PROBLEM TO SOLVE – Copy out the listing lines starting at the one containing "eq3-fraction-2: $r +" and ending at the one containing "eq4-lhs: $U_2$ $U_1$: [4, 379, 26, 428]", both included, reproducing each character for character.

▽

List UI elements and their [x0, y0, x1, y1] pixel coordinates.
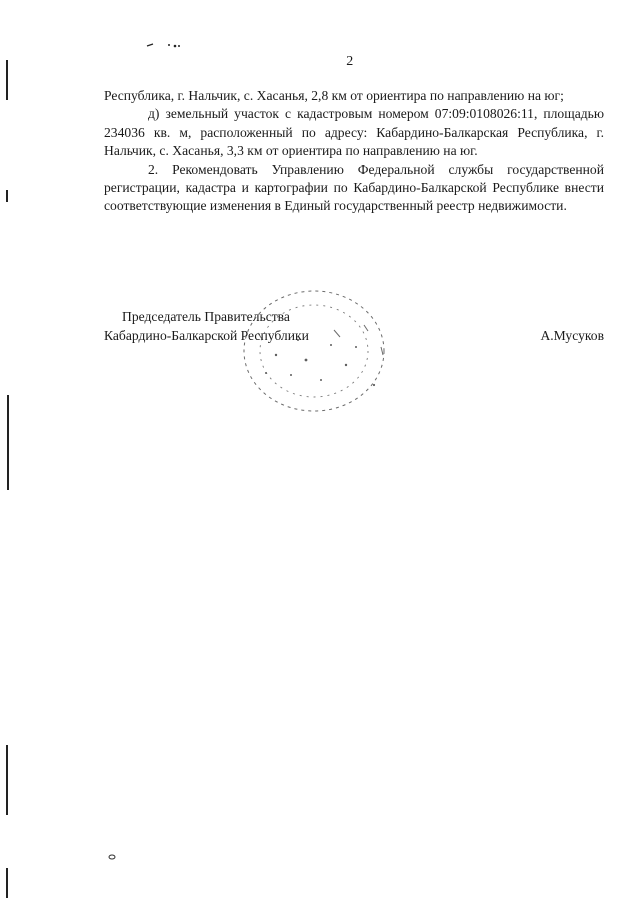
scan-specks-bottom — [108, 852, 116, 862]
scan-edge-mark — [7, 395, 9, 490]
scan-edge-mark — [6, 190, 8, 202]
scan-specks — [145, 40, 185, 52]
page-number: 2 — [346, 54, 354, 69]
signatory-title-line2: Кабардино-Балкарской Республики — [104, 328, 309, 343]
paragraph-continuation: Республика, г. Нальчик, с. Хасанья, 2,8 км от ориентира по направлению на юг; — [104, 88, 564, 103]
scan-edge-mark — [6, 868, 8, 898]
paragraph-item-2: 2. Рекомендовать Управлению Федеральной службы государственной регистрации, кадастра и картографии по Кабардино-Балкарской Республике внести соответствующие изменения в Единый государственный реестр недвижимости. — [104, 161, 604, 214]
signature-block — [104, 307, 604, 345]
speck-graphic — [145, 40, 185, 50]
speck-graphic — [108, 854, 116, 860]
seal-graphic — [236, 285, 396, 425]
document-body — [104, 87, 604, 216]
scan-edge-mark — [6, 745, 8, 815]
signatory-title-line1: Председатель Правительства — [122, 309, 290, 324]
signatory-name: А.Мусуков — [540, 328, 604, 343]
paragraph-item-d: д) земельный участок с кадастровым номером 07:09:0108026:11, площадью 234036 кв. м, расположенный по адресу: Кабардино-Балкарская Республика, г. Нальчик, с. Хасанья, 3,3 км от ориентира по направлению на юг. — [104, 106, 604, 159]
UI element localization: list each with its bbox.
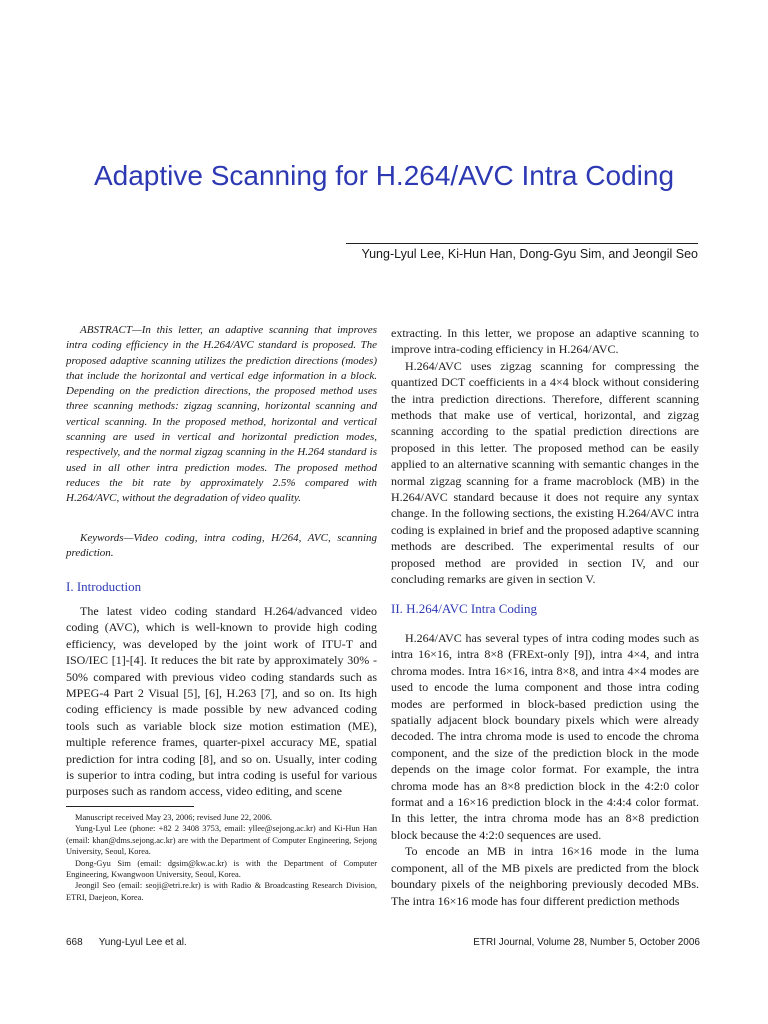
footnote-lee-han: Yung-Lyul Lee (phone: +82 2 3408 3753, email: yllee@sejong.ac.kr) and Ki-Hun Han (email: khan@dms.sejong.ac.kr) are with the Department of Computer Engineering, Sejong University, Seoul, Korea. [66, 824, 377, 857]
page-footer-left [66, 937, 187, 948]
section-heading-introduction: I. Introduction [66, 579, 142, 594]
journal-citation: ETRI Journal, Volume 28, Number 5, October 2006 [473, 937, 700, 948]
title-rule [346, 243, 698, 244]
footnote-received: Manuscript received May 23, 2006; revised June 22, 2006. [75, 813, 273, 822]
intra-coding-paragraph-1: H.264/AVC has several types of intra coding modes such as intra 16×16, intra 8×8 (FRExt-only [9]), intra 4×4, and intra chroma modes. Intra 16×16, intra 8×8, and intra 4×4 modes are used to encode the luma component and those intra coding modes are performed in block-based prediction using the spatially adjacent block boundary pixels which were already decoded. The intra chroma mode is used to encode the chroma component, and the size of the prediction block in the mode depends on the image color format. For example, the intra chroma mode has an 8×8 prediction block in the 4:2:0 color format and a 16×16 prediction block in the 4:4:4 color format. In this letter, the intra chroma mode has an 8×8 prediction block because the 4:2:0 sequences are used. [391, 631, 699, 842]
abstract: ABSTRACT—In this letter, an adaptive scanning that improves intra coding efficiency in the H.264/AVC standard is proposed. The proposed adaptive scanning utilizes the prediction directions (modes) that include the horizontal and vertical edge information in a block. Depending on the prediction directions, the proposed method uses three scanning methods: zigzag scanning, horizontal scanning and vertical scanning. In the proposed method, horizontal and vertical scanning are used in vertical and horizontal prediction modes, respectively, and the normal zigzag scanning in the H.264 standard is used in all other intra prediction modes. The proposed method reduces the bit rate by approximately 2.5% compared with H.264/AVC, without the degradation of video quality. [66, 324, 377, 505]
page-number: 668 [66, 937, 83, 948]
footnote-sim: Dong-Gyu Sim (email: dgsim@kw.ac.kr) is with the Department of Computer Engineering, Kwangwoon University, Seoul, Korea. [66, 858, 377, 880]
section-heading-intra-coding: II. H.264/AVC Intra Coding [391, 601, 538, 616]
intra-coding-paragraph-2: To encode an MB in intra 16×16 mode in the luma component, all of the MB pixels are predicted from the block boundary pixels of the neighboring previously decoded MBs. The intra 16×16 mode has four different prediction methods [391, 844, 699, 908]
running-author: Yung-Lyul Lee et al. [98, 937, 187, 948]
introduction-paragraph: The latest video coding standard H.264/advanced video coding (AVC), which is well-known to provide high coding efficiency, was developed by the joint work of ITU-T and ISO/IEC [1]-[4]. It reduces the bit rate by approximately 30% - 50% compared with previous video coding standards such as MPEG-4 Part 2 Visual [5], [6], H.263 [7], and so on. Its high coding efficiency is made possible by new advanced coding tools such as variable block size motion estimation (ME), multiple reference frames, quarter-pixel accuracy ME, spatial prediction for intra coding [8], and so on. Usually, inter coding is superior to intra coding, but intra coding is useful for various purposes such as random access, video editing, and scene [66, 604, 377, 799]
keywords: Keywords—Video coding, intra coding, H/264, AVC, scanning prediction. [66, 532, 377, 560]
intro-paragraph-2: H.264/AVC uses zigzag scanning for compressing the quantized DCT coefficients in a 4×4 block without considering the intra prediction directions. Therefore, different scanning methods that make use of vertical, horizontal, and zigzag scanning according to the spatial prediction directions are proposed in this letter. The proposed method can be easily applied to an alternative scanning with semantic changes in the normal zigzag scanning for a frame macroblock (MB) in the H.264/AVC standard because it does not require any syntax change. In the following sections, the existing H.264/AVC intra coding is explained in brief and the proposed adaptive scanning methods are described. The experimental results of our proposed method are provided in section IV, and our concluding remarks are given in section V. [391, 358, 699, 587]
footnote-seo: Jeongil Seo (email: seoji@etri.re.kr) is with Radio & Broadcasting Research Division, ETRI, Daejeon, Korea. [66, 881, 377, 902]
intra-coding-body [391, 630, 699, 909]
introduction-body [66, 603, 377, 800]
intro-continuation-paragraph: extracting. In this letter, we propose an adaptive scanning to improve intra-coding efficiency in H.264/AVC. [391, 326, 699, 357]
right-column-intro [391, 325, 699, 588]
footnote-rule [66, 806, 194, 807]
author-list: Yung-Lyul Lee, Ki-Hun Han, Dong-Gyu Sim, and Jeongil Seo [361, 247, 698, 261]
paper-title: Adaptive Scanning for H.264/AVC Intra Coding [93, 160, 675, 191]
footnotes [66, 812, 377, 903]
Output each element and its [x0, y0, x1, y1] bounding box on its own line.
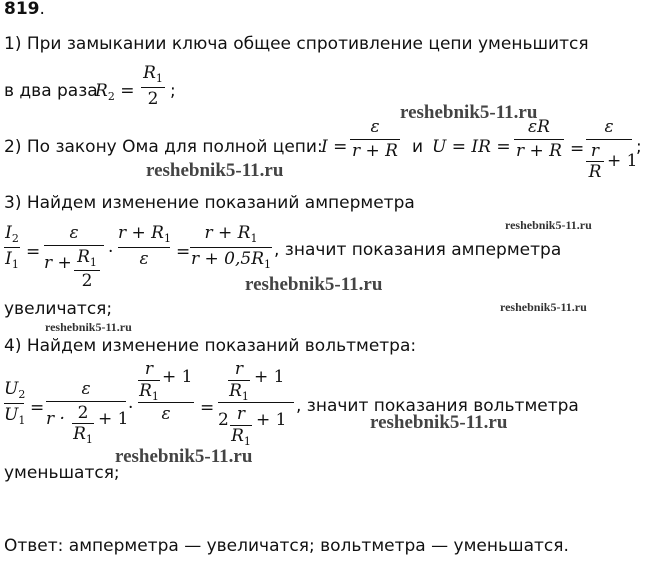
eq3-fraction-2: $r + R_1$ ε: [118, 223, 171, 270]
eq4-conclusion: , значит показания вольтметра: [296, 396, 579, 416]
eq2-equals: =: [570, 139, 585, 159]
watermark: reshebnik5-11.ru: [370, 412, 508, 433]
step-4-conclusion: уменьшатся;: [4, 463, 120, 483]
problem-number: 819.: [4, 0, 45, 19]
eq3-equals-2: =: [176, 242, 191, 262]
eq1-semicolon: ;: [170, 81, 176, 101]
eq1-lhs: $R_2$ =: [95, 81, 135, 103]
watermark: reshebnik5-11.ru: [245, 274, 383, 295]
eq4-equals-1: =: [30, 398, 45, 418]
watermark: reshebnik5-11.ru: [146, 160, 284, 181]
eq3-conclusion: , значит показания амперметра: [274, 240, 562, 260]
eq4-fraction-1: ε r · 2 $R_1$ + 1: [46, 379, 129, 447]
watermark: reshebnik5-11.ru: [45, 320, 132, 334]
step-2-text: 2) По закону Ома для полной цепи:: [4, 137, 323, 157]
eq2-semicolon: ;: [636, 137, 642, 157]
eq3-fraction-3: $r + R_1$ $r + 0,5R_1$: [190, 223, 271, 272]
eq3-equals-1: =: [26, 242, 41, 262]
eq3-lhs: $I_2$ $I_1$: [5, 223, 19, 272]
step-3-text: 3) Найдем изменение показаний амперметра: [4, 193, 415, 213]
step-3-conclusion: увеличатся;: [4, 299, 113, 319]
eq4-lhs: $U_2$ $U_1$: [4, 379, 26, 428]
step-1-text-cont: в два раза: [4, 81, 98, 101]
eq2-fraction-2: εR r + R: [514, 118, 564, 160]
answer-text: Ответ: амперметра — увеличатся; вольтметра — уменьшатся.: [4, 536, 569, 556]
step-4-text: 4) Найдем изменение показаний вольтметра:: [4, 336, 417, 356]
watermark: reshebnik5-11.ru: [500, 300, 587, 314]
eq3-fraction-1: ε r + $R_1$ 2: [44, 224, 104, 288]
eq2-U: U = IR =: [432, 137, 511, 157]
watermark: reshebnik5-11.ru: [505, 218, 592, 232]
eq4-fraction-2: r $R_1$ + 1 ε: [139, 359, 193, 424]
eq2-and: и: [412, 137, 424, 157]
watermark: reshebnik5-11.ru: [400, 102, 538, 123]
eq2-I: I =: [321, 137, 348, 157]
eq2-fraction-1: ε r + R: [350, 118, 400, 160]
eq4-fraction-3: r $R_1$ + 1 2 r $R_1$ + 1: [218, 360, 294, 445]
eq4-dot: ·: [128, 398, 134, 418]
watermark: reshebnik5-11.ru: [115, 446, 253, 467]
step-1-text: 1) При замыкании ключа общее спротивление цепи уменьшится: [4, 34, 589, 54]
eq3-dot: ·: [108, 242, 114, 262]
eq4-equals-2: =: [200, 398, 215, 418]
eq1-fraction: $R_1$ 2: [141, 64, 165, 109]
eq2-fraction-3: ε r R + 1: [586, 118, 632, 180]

△

CORRECT RESULT –
eq3-fraction-2: $r + R_1$ ε: [118, 223, 171, 270]
eq4-conclusion: , значит показания вольтметра: [296, 396, 579, 416]
eq2-equals: =: [570, 139, 585, 159]
watermark: reshebnik5-11.ru: [370, 412, 508, 433]
step-4-conclusion: уменьшатся;: [4, 463, 120, 483]
problem-number: 819.: [4, 0, 45, 19]
eq3-equals-2: =: [176, 242, 191, 262]
eq1-semicolon: ;: [170, 81, 176, 101]
eq1-lhs: $R_2$ =: [95, 81, 135, 103]
watermark: reshebnik5-11.ru: [245, 274, 383, 295]
eq4-equals-1: =: [30, 398, 45, 418]
watermark: reshebnik5-11.ru: [146, 160, 284, 181]
eq3-conclusion: , значит показания амперметра: [274, 240, 562, 260]
eq4-fraction-1: ε r · 2 $R_1$ + 1: [46, 379, 129, 447]
watermark: reshebnik5-11.ru: [45, 320, 132, 334]
step-2-text: 2) По закону Ома для полной цепи:: [4, 137, 323, 157]
eq2-semicolon: ;: [636, 137, 642, 157]
eq3-fraction-3: $r + R_1$ $r + 0,5R_1$: [190, 223, 271, 272]
eq3-equals-1: =: [26, 242, 41, 262]
eq3-lhs: $I_2$ $I_1$: [5, 223, 19, 272]
step-3-text: 3) Найдем изменение показаний амперметра: [4, 193, 415, 213]
step-3-conclusion: увеличатся;: [4, 299, 113, 319]
eq4-lhs: $U_2$ $U_1$: [4, 379, 26, 428]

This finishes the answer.